======== Data excerpts ========
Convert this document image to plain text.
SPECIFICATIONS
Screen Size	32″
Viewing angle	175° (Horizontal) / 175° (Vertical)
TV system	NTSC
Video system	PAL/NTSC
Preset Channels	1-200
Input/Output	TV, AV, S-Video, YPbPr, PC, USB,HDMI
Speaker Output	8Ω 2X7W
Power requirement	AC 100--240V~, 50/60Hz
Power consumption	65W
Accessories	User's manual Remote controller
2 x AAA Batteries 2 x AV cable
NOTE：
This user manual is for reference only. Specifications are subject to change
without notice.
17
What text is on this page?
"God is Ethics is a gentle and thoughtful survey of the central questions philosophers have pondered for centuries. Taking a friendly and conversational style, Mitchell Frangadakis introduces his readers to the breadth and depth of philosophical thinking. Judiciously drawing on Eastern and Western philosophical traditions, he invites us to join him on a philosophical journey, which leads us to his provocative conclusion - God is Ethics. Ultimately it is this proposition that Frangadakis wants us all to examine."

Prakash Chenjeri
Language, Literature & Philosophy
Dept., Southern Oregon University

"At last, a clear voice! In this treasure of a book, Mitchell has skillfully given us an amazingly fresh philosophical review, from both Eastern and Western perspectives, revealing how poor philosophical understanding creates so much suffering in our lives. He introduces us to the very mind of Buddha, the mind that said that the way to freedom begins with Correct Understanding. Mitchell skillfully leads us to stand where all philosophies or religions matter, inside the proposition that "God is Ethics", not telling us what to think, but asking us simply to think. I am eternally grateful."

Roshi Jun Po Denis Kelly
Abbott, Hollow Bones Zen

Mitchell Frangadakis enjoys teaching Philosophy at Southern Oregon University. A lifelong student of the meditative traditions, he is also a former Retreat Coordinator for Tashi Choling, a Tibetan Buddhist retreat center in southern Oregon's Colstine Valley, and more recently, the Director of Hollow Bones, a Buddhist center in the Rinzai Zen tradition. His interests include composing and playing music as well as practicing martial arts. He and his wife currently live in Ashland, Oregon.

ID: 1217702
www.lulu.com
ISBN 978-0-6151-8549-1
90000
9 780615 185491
========
- _Task prompt_:
Write out the material exactly as given.

- _Completed exercise_:
Convert this document image to plain text.
SPECIFICATIONS
Screen Size	32″
Viewing angle	175° (Horizontal) / 175° (Vertical)
TV system	NTSC
Video system	PAL/NTSC
Preset Channels	1-200
Input/Output	TV, AV, S-Video, YPbPr, PC, USB,HDMI
Speaker Output	8Ω 2X7W
Power requirement	AC 100--240V~, 50/60Hz
Power consumption	65W
Accessories	User's manual Remote controller
2 x AAA Batteries 2 x AV cable
NOTE：
This user manual is for reference only. Specifications are subject to change
without notice.
17
What text is on this page?
"God is Ethics is a gentle and thoughtful survey of the central questions philosophers have pondered for centuries. Taking a friendly and conversational style, Mitchell Frangadakis introduces his readers to the breadth and depth of philosophical thinking. Judiciously drawing on Eastern and Western philosophical traditions, he invites us to join him on a philosophical journey, which leads us to his provocative conclusion - God is Ethics. Ultimately it is this proposition that Frangadakis wants us all to examine."

Prakash Chenjeri
Language, Literature & Philosophy
Dept., Southern Oregon University

"At last, a clear voice! In this treasure of a book, Mitchell has skillfully given us an amazingly fresh philosophical review, from both Eastern and Western perspectives, revealing how poor philosophical understanding creates so much suffering in our lives. He introduces us to the very mind of Buddha, the mind that said that the way to freedom begins with Correct Understanding. Mitchell skillfully leads us to stand where all philosophies or religions matter, inside the proposition that "God is Ethics", not telling us what to think, but asking us simply to think. I am eternally grateful."

Roshi Jun Po Denis Kelly
Abbott, Hollow Bones Zen

Mitchell Frangadakis enjoys teaching Philosophy at Southern Oregon University. A lifelong student of the meditative traditions, he is also a former Retreat Coordinator for Tashi Choling, a Tibetan Buddhist retreat center in southern Oregon's Colstine Valley, and more recently, the Director of Hollow Bones, a Buddhist center in the Rinzai Zen tradition. His interests include composing and playing music as well as practicing martial arts. He and his wife currently live in Ashland, Oregon.

ID: 1217702
www.lulu.com
ISBN 978-0-6151-8549-1
90000
9 780615 185491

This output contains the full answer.